* _Exercise brief_:
Answer the following from the passage below on the insulated coveralls agreement.
(a) Below what temperature do other-than-normal winter weather conditions exist under the agreement's definition?
(b) How many sets of coveralls did Haulman arrange to purchase, and in what month and year?
(c) Which case did Felker describe as the "controlling GAO decision"?

1. Consistent criteria will be applied to determine when insulated coveralls are to be provided to employees of [the Respondent] who are asked to perform work in Vicksburg during what is defined as other-than-normal winter weather conditions.
2. Other-than-normal winter weather conditions is defined as: When an employee is in a duty status, including responses to winter emergencies after hours, and the temperature is less than 35 degrees Fahrenheit. National Weather Service wind chill factors will be used to adjust the actual measurement. . . . To determine whether other-than-normal temperatures exist, a permanent thermometer will be placed inside the south end of Hangar #4. . . .
          *      *      *      *      *
5. An employee is expected to furnish his or her own winter clothing for conditions that normally exist at the location for which the employee was hired.
6. For employees on TDY [presumably, temporary duty] to work at exterior locations such as Alaska and other high-latitude locations, insulated coveralls will be issued prior to their departure for turn-in when the employee returns.

The agreement contains no language which refers to OSHA or to the protection of employees while working under hazardous conditions.

      Haulman testified that he did not seek an opinion as to the legality of providing coveralls prior to the execution of the agreement because he assumed that the agreement would be legal based upon the decision of the Comptroller General in Matter of: Purchase of Down-Filled [ v61 p266 ] Parkas, 63 Comp. Gen. 245 (1984)(Down-Filled Parkas)(GC Ex. 10). [n6]  According to Haulman, he was not concerned about OSHA requirements (Tr. 145). [n7] 

      Haulman arranged for the purchase of 24 sets of coveralls in January of 2000, which was several months prior to the completion of negotiations. According to Haulman, he was not concerned about OSHA standards, but only wished to ensure that employees would be protected during severe weather conditions (apparently there had been ice storms in Vicksburg around that time). He did not seek a legal opinion prior to initiating the purchase (Tr. 154, 155).

      After the parties had negotiated the agreement Haulman first learned from the Respondent's auditing and legal departments that the agreement was considered to be illegal. On December 6, 2000, he sent a letter to Caples, who was then the Acting President of the Union, (Jt. Ex. 2) informing her that, after intensive legal research, the Respondent could find no way in which to legally implement the agreement. He further stated that he would provide Caples with a legal opinion at their tentatively scheduled meeting of December 13, 2000. A copy of the letter was addressed to Ellen Kolansky, the Panel representative with whom the parties had been dealing.

      On December 13, 2000, Haulman provided Caples with a copy of a memorandum dated December 11, 2000, from Timothy L. Felker, Jr., an attorney for the Respondent (GC Ex. 9) to the effect that the Respondent could not legally expend appropriated funds to purchase coveralls for employees. [n8]  In support of his conclusion Felker cited the Down-Filled Parkas case, which he described as the "controlling GAO decision". Felker further stated that the decision stands for the general rule that employees are required to come to work properly attired for the requirements of their positions and that it is the personal responsibility of each employee to provide necessary wearing apparel.

* _Entries provided_:
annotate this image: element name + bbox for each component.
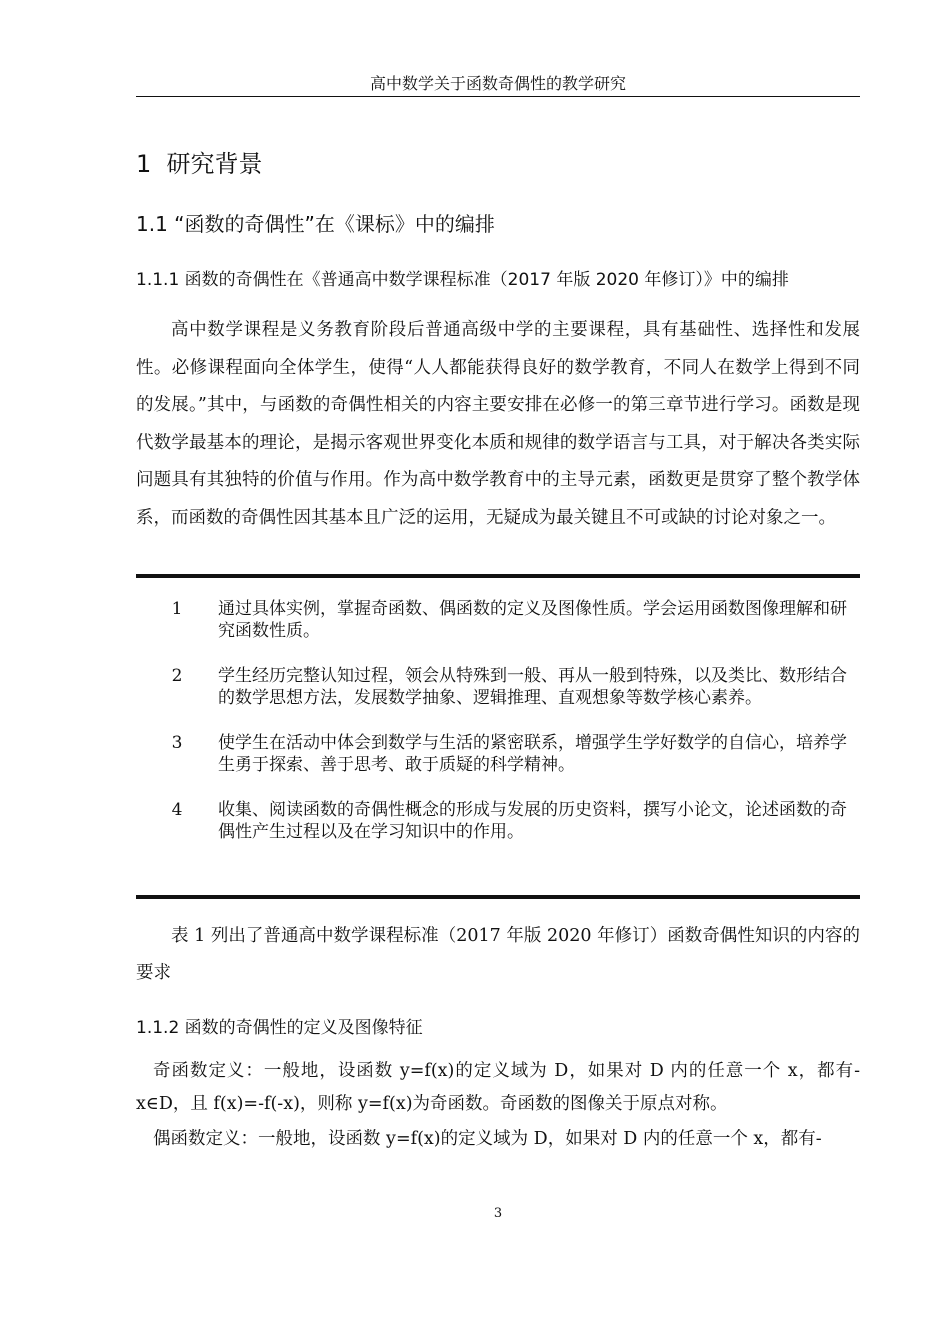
row-text: 收集、阅读函数的奇偶性概念的形成与发展的历史资料，撰写小论文，论述函数的奇偶性产生过程以及在学习知识中的作用。	[218, 800, 847, 842]
table-row	[136, 799, 860, 843]
table-row	[136, 732, 860, 776]
header-rule	[136, 96, 860, 97]
definition-term: 偶函数定义	[153, 1129, 241, 1149]
table-bottom-rule	[136, 895, 860, 899]
even-function-definition	[136, 1123, 860, 1156]
requirements-table	[136, 598, 860, 866]
table-row	[136, 598, 860, 642]
definition-text: ：一般地，设函数 y=f(x)的定义域为 D，如果对 D 内的任意一个 x，都有-	[240, 1129, 822, 1149]
row-text: 使学生在活动中体会到数学与生活的紧密联系，增强学生学好数学的自信心，培养学生勇于探索、善于思考、敢于质疑的科学精神。	[218, 733, 847, 775]
row-number: 1	[171, 599, 183, 619]
subsubsection-heading: 1.1.1 函数的奇偶性在《普通高中数学课程标准（2017 年版 2020 年修订）》中的编排	[136, 270, 789, 290]
section-heading: 1 研究背景	[136, 150, 263, 178]
subsubsection-heading: 1.1.2 函数的奇偶性的定义及图像特征	[136, 1018, 423, 1038]
subsection-heading: 1.1 “函数的奇偶性”在《课标》中的编排	[136, 212, 495, 236]
table-top-rule	[136, 574, 860, 578]
row-text: 通过具体实例，掌握奇函数、偶函数的定义及图像性质。学会运用函数图像理解和研究函数性质。	[218, 599, 847, 641]
odd-function-definition	[136, 1055, 860, 1121]
table-caption: 表 1 列出了普通高中数学课程标准（2017 年版 2020 年修订）函数奇偶性知识的内容的要求	[136, 926, 860, 983]
page-number: 3	[493, 1206, 503, 1221]
definition-text: ：一般地，设函数 y=f(x)的定义域为 D，如果对 D 内的任意一个 x，都有-x∈D，且 f(x)=-f(-x)，则称 y=f(x)为奇函数。奇函数的图像关于原点对称。	[136, 1061, 861, 1114]
definition-term: 奇函数定义	[153, 1061, 246, 1081]
row-number: 3	[171, 733, 183, 753]
row-number: 4	[171, 800, 183, 820]
running-header: 高中数学关于函数奇偶性的教学研究	[369, 74, 626, 93]
body-paragraph: 高中数学课程是义务教育阶段后普通高级中学的主要课程，具有基础性、选择性和发展性。必修课程面向全体学生，使得“人人都能获得良好的数学教育，不同人在数学上得到不同的发展。”其中，与函数的奇偶性相关的内容主要安排在必修一的第三章节进行学习。函数是现代数学最基本的理论，是揭示客观世界变化本质和规律的数学语言与工具，对于解决各类实际问题具有其独特的价值与作用。作为高中数学教育中的主导元素，函数更是贯穿了整个教学体系，而函数的奇偶性因其基本且广泛的运用，无疑成为最关键且不可或缺的讨论对象之一。	[136, 320, 860, 528]
row-text: 学生经历完整认知过程，领会从特殊到一般、再从一般到特殊，以及类比、数形结合的数学思想方法，发展数学抽象、逻辑推理、直观想象等数学核心素养。	[218, 666, 847, 708]
row-number: 2	[171, 666, 183, 686]
table-row	[136, 665, 860, 709]
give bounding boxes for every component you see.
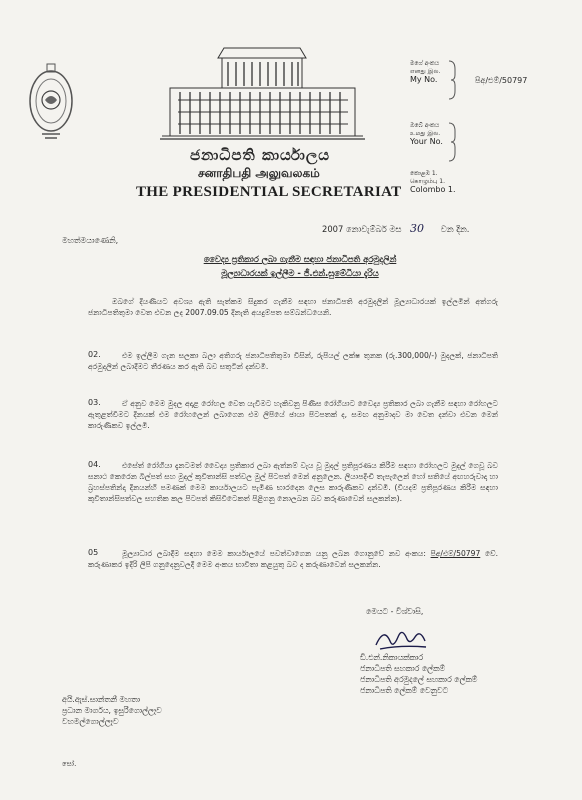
- paragraph-5-part-b: වේ. කරුණාකර ඉදිරි ලිපි ගනුදෙනුවලදී මෙම අංකය භාවිතා කළයුතු බව ද කරුණාවෙන් සලකන්න.: [88, 549, 499, 569]
- letterhead-title-tamil: சனாதிபதி அலுவலகம்: [198, 166, 320, 180]
- your-number-bracket: [448, 122, 456, 162]
- my-no-label-english: My No.: [410, 75, 438, 84]
- paragraph-5-ref-number: පිඅ/එම්/50797: [430, 549, 481, 558]
- footer-mark: සෝ.: [62, 760, 77, 768]
- my-no-label-sinhala: මගේ අංකය: [410, 60, 440, 67]
- signatory-title-3: ජනාධිපති ලේකම් වෙනුවට: [360, 686, 449, 695]
- recipient-line-2: ප්‍රධාන මාර්ගය, ඉසුරිගොල්ලෑව: [62, 706, 162, 715]
- your-no-label-tamil: உமது இல.: [410, 130, 441, 137]
- paragraph-5-number: 05: [88, 548, 99, 557]
- signatory-title-1: ජනාධිපති සහකාර ලේකම්: [360, 664, 446, 673]
- my-no-label-tamil: எனது இல.: [410, 68, 441, 75]
- date-suffix: වන දින.: [440, 224, 470, 234]
- letterhead-title-english: THE PRESIDENTIAL SECRETARIAT: [136, 184, 402, 200]
- paragraph-5: [88, 548, 498, 570]
- address-tamil: கொழும்பு 1.: [410, 178, 445, 185]
- paragraph-4-number: 04.: [88, 460, 101, 469]
- sri-lanka-emblem: [28, 58, 74, 144]
- paragraph-1: ඔබගේ දියණියට අවශ්‍ය ඇති සැත්කම සිදුකර ගැනීම සඳහා ජනාධිපති අරමුදලින් මූල්‍යාධාරයක් ඉල්ලමින් අත්ගරු ජනාධිපතිතුමා වෙත එවන ලද 2007.09.05 දිනැති අයදුම්පත සම්බන්ධයෙනි.: [88, 297, 498, 317]
- handwritten-signature: [372, 625, 442, 653]
- paragraph-5-part-a: මූල්‍යාධාර ලබාදීම සඳහා මෙම කාර්යාලයේ පවත්වාගෙන යනු ලබන ගොනුවේ නව අංකය:: [122, 549, 426, 558]
- my-number-value: පිඅ/එම්/50797: [475, 76, 528, 85]
- date-text: 2007 නොවැම්බර් මස: [322, 224, 402, 234]
- signatory-block: [360, 652, 560, 696]
- subject-line-2: මූල්‍යාධාරයක් ඉල්ලීම - ජී.එන්.සුමේධියා දැරිය: [221, 268, 379, 278]
- paragraph-3: ඒ අනුව මෙම මුදල අදාළ රෝහල වෙත යැවීමට හැකිවනු පිණිස රෝගියාට වෛද්‍ය ප්‍රතිකාර ලබා ගැනීම සඳහා රෝහලට ඇතුළත්වීමට දිනයක් එම රෝහලෙන් ලබාගෙන එම ලිපියේ ඡායා පිටපතක් ද, සමඟ අනුමාදව මා වෙත දන්වා එවන මෙන් කාරුණිකව ඉල්ලමි.: [88, 399, 498, 430]
- recipient-address: [62, 694, 262, 727]
- address-sinhala: කොළඹ 1.: [410, 170, 438, 177]
- paragraph-4: එසේත් රෝගියා දැනටමත් වෛද්‍ය ප්‍රතිකාර ලබා ඇත්නම් වැය වූ මුදල් ප්‍රතිපූරණය කිරීම සඳහා රෝහලට මුදල් ගෙවූ බව සනාථ කෙරෙන බිල්පත් සහ මුදල් කුවිතාන්සි පත්වල මුල් පිටපත් මෙන් අනුලෙන. ලියාපදිංචි තැපැලෙන් හෝ සතියේ අඟහරුවාදා හා බ්‍රහස්පතින්දා දිනයන්හි පමණක් මෙම කාර්යාලයට පැමිණ භාරදෙන ලෙස කාරුණිකව දන්වමි. (වියදම් ප්‍රතිපූරණය කිරීම සඳහා කුවිතාන්සිපත්වල සහතික කල පිටපත් කිසිවිටෙකත් පිළිගනු නොලබන බව කරුණාවෙන් සලකන්න).: [88, 461, 498, 503]
- sign-off: මෙයට - විශ්වාසි,: [366, 607, 424, 616]
- my-number-bracket: [448, 60, 456, 100]
- your-no-label-english: Your No.: [410, 137, 443, 146]
- your-no-label-sinhala: ඔබේ අංකය: [410, 122, 440, 129]
- recipient-line-1: අයි.ඇස්.සාන්තනී මහතා: [62, 695, 141, 704]
- address-english: Colombo 1.: [410, 185, 456, 194]
- paragraph-2-number: 02.: [88, 350, 101, 359]
- letterhead-title-sinhala: ජනාධිපති කාර්යාලය: [190, 146, 331, 164]
- address-block: [410, 170, 470, 194]
- presidential-secretariat-building-illustration: [160, 40, 365, 142]
- subject-line-1: වෛද්‍ය ප්‍රතිකාර ලබා ගැනීම සඳහා ජනාධිපති අරමුදලින්: [203, 254, 397, 264]
- signatory-name: ඩී.එන්.නිකායක්කාර: [360, 653, 424, 662]
- paragraph-3-number: 03.: [88, 398, 101, 407]
- date-day-handwritten: 30: [410, 222, 425, 235]
- salutation: මහත්මයාණෙනි,: [62, 236, 119, 245]
- subject-heading: [120, 252, 480, 280]
- date-line: [322, 222, 469, 235]
- signatory-title-2: ජනාධිපති අරමුදලේ සහකාර ලේකම්: [360, 675, 478, 684]
- paragraph-2: එම ඉල්ලීම ගැන සලකා බලා අතිගරු ජනාධිපතිතුමා විසින්, රුපියල් ලක්ෂ තුනක (රු.300,000/-) මුදලක්, ජනාධිපති අරමුදලින් ලබාදීමට තීරණය කර ඇති බව සතුටින් දන්වමි.: [88, 351, 498, 371]
- recipient-line-3: වහමල්ගොල්ලෑව: [62, 717, 119, 726]
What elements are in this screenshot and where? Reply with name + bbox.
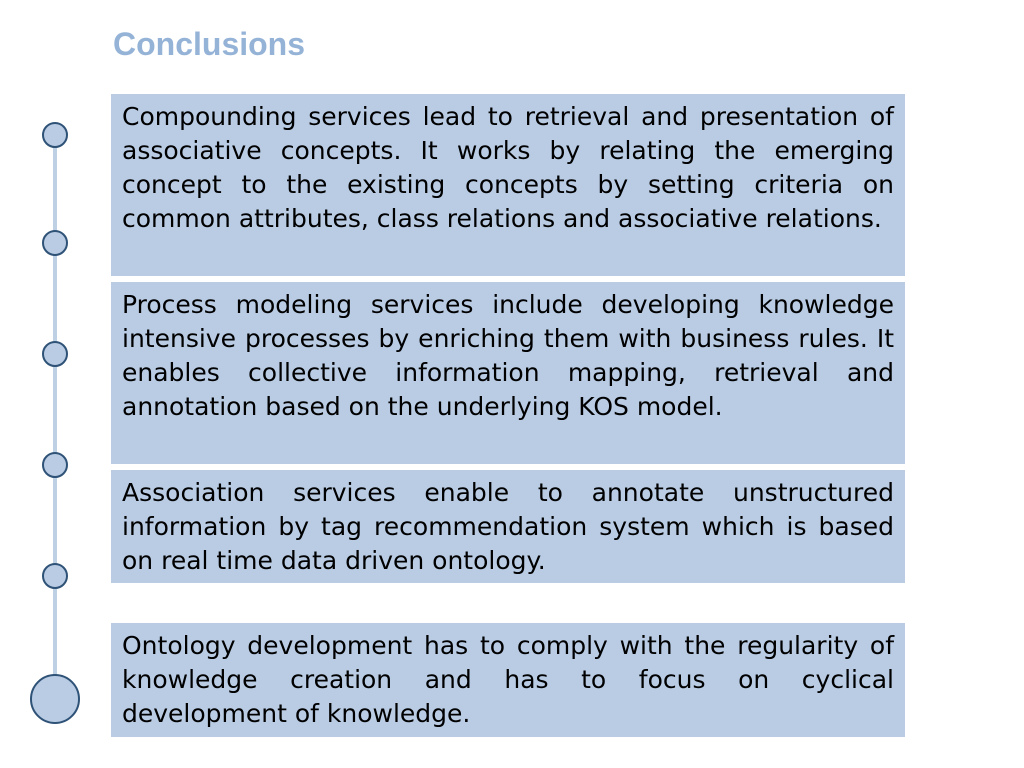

* _Full answer_:
(a) Less than 35 degrees Fahrenheit.
(b) 24 sets, in January 2000.
(c) Matter of: Purchase of Down-Filled Parkas, 63 Comp. Gen. 245 (1984), the Down-Filled Parkas case.